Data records
↓↓↓

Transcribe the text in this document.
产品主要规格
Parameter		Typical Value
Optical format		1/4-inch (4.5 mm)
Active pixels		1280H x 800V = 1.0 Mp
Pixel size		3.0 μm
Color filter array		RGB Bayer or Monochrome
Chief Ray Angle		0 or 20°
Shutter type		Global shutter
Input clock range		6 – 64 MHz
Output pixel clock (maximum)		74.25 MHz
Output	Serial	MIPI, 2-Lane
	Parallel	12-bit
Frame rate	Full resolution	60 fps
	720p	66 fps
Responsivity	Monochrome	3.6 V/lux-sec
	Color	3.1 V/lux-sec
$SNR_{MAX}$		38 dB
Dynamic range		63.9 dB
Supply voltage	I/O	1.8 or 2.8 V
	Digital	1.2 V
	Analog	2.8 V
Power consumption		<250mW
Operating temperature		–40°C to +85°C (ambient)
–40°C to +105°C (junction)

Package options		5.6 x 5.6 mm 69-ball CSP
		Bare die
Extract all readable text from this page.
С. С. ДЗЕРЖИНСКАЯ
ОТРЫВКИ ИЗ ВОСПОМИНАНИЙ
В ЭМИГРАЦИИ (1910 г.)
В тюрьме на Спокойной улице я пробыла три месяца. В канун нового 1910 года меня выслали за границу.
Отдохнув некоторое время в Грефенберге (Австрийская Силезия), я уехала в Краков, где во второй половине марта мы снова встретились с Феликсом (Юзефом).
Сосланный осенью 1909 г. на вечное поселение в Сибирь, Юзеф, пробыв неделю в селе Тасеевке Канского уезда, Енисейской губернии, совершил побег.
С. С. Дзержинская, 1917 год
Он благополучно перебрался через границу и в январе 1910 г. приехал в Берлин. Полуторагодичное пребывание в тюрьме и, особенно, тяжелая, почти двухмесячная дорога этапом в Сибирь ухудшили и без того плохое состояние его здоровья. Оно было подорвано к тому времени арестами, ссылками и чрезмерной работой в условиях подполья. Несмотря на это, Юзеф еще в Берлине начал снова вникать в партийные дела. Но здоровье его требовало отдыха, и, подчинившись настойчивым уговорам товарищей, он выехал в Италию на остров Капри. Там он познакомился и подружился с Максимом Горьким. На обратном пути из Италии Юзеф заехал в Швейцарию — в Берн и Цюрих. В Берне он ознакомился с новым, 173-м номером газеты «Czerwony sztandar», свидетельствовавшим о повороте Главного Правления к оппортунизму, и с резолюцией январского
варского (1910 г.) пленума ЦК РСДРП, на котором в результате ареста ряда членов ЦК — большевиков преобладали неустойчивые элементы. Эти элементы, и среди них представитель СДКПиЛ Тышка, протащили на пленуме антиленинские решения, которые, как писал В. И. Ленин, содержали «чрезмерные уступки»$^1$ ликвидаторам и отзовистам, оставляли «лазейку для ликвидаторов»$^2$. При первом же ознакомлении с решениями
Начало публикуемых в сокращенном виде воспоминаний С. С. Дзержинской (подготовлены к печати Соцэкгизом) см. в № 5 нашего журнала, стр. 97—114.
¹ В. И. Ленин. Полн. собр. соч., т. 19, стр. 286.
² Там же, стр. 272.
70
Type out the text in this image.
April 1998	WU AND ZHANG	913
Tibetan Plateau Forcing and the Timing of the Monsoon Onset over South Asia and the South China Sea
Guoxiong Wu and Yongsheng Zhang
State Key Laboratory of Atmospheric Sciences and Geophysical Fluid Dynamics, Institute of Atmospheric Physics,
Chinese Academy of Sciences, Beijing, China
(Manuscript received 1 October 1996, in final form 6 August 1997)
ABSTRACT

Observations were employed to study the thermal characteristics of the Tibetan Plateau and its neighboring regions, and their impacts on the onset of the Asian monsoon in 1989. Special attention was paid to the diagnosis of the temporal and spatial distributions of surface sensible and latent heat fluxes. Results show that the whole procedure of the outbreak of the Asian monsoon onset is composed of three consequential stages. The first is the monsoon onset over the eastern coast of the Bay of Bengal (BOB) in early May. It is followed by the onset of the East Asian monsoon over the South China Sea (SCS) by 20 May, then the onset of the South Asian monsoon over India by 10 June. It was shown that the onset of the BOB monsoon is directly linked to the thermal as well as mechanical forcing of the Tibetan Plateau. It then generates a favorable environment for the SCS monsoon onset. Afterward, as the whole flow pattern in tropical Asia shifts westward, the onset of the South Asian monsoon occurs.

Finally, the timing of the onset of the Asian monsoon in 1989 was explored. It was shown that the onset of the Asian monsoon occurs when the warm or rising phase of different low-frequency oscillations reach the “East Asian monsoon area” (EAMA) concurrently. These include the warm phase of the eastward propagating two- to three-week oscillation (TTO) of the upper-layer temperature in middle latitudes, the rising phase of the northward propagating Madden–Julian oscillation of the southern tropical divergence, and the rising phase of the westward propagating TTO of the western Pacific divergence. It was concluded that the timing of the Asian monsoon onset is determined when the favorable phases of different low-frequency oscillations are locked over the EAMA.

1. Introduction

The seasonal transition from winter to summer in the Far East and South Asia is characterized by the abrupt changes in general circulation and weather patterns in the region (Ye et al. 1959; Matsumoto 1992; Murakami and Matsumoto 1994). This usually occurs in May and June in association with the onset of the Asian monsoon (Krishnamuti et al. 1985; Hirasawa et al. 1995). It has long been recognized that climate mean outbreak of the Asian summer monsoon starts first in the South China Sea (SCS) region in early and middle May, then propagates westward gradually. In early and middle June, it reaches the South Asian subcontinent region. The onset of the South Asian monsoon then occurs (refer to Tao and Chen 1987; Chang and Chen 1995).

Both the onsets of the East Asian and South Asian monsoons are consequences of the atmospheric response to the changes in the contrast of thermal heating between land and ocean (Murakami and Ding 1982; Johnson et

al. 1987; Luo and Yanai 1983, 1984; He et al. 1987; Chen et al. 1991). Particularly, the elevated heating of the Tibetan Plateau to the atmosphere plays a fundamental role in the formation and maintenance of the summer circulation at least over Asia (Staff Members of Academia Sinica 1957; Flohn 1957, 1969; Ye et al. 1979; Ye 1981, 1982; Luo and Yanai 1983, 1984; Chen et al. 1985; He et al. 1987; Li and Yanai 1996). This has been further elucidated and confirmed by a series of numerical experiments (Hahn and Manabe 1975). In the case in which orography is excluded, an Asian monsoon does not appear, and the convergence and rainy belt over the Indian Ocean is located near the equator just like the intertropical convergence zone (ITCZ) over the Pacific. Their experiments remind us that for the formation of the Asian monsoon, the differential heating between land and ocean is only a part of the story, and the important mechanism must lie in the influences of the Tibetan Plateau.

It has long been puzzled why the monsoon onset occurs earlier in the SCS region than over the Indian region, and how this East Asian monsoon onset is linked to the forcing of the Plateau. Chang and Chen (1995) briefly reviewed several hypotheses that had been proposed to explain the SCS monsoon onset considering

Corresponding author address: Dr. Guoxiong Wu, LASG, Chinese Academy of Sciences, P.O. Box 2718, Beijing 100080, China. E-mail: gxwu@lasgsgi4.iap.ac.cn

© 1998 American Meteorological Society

↑↑↑

- [What is being asked] Print the material once more, exactly.

- [Solution]
Transcribe the text in this document.
产品主要规格
Parameter		Typical Value
Optical format		1/4-inch (4.5 mm)
Active pixels		1280H x 800V = 1.0 Mp
Pixel size		3.0 μm
Color filter array		RGB Bayer or Monochrome
Chief Ray Angle		0 or 20°
Shutter type		Global shutter
Input clock range		6 – 64 MHz
Output pixel clock (maximum)		74.25 MHz
Output	Serial	MIPI, 2-Lane
	Parallel	12-bit
Frame rate	Full resolution	60 fps
	720p	66 fps
Responsivity	Monochrome	3.6 V/lux-sec
	Color	3.1 V/lux-sec
$SNR_{MAX}$		38 dB
Dynamic range		63.9 dB
Supply voltage	I/O	1.8 or 2.8 V
	Digital	1.2 V
	Analog	2.8 V
Power consumption		<250mW
Operating temperature		–40°C to +85°C (ambient)
–40°C to +105°C (junction)

Package options		5.6 x 5.6 mm 69-ball CSP
		Bare die
Extract all readable text from this page.
С. С. ДЗЕРЖИНСКАЯ
ОТРЫВКИ ИЗ ВОСПОМИНАНИЙ
В ЭМИГРАЦИИ (1910 г.)
В тюрьме на Спокойной улице я пробыла три месяца. В канун нового 1910 года меня выслали за границу.
Отдохнув некоторое время в Грефенберге (Австрийская Силезия), я уехала в Краков, где во второй половине марта мы снова встретились с Феликсом (Юзефом).
Сосланный осенью 1909 г. на вечное поселение в Сибирь, Юзеф, пробыв неделю в селе Тасеевке Канского уезда, Енисейской губернии, совершил побег.
С. С. Дзержинская, 1917 год
Он благополучно перебрался через границу и в январе 1910 г. приехал в Берлин. Полуторагодичное пребывание в тюрьме и, особенно, тяжелая, почти двухмесячная дорога этапом в Сибирь ухудшили и без того плохое состояние его здоровья. Оно было подорвано к тому времени арестами, ссылками и чрезмерной работой в условиях подполья. Несмотря на это, Юзеф еще в Берлине начал снова вникать в партийные дела. Но здоровье его требовало отдыха, и, подчинившись настойчивым уговорам товарищей, он выехал в Италию на остров Капри. Там он познакомился и подружился с Максимом Горьким. На обратном пути из Италии Юзеф заехал в Швейцарию — в Берн и Цюрих. В Берне он ознакомился с новым, 173-м номером газеты «Czerwony sztandar», свидетельствовавшим о повороте Главного Правления к оппортунизму, и с резолюцией январского
варского (1910 г.) пленума ЦК РСДРП, на котором в результате ареста ряда членов ЦК — большевиков преобладали неустойчивые элементы. Эти элементы, и среди них представитель СДКПиЛ Тышка, протащили на пленуме антиленинские решения, которые, как писал В. И. Ленин, содержали «чрезмерные уступки»$^1$ ликвидаторам и отзовистам, оставляли «лазейку для ликвидаторов»$^2$. При первом же ознакомлении с решениями
Начало публикуемых в сокращенном виде воспоминаний С. С. Дзержинской (подготовлены к печати Соцэкгизом) см. в № 5 нашего журнала, стр. 97—114.
¹ В. И. Ленин. Полн. собр. соч., т. 19, стр. 286.
² Там же, стр. 272.
70
Type out the text in this image.
April 1998	WU AND ZHANG	913
Tibetan Plateau Forcing and the Timing of the Monsoon Onset over South Asia and the South China Sea
Guoxiong Wu and Yongsheng Zhang
State Key Laboratory of Atmospheric Sciences and Geophysical Fluid Dynamics, Institute of Atmospheric Physics,
Chinese Academy of Sciences, Beijing, China
(Manuscript received 1 October 1996, in final form 6 August 1997)
ABSTRACT

Observations were employed to study the thermal characteristics of the Tibetan Plateau and its neighboring regions, and their impacts on the onset of the Asian monsoon in 1989. Special attention was paid to the diagnosis of the temporal and spatial distributions of surface sensible and latent heat fluxes. Results show that the whole procedure of the outbreak of the Asian monsoon onset is composed of three consequential stages. The first is the monsoon onset over the eastern coast of the Bay of Bengal (BOB) in early May. It is followed by the onset of the East Asian monsoon over the South China Sea (SCS) by 20 May, then the onset of the South Asian monsoon over India by 10 June. It was shown that the onset of the BOB monsoon is directly linked to the thermal as well as mechanical forcing of the Tibetan Plateau. It then generates a favorable environment for the SCS monsoon onset. Afterward, as the whole flow pattern in tropical Asia shifts westward, the onset of the South Asian monsoon occurs.

Finally, the timing of the onset of the Asian monsoon in 1989 was explored. It was shown that the onset of the Asian monsoon occurs when the warm or rising phase of different low-frequency oscillations reach the “East Asian monsoon area” (EAMA) concurrently. These include the warm phase of the eastward propagating two- to three-week oscillation (TTO) of the upper-layer temperature in middle latitudes, the rising phase of the northward propagating Madden–Julian oscillation of the southern tropical divergence, and the rising phase of the westward propagating TTO of the western Pacific divergence. It was concluded that the timing of the Asian monsoon onset is determined when the favorable phases of different low-frequency oscillations are locked over the EAMA.

1. Introduction

The seasonal transition from winter to summer in the Far East and South Asia is characterized by the abrupt changes in general circulation and weather patterns in the region (Ye et al. 1959; Matsumoto 1992; Murakami and Matsumoto 1994). This usually occurs in May and June in association with the onset of the Asian monsoon (Krishnamuti et al. 1985; Hirasawa et al. 1995). It has long been recognized that climate mean outbreak of the Asian summer monsoon starts first in the South China Sea (SCS) region in early and middle May, then propagates westward gradually. In early and middle June, it reaches the South Asian subcontinent region. The onset of the South Asian monsoon then occurs (refer to Tao and Chen 1987; Chang and Chen 1995).

Both the onsets of the East Asian and South Asian monsoons are consequences of the atmospheric response to the changes in the contrast of thermal heating between land and ocean (Murakami and Ding 1982; Johnson et

al. 1987; Luo and Yanai 1983, 1984; He et al. 1987; Chen et al. 1991). Particularly, the elevated heating of the Tibetan Plateau to the atmosphere plays a fundamental role in the formation and maintenance of the summer circulation at least over Asia (Staff Members of Academia Sinica 1957; Flohn 1957, 1969; Ye et al. 1979; Ye 1981, 1982; Luo and Yanai 1983, 1984; Chen et al. 1985; He et al. 1987; Li and Yanai 1996). This has been further elucidated and confirmed by a series of numerical experiments (Hahn and Manabe 1975). In the case in which orography is excluded, an Asian monsoon does not appear, and the convergence and rainy belt over the Indian Ocean is located near the equator just like the intertropical convergence zone (ITCZ) over the Pacific. Their experiments remind us that for the formation of the Asian monsoon, the differential heating between land and ocean is only a part of the story, and the important mechanism must lie in the influences of the Tibetan Plateau.

It has long been puzzled why the monsoon onset occurs earlier in the SCS region than over the Indian region, and how this East Asian monsoon onset is linked to the forcing of the Plateau. Chang and Chen (1995) briefly reviewed several hypotheses that had been proposed to explain the SCS monsoon onset considering

Corresponding author address: Dr. Guoxiong Wu, LASG, Chinese Academy of Sciences, P.O. Box 2718, Beijing 100080, China. E-mail: gxwu@lasgsgi4.iap.ac.cn

© 1998 American Meteorological Society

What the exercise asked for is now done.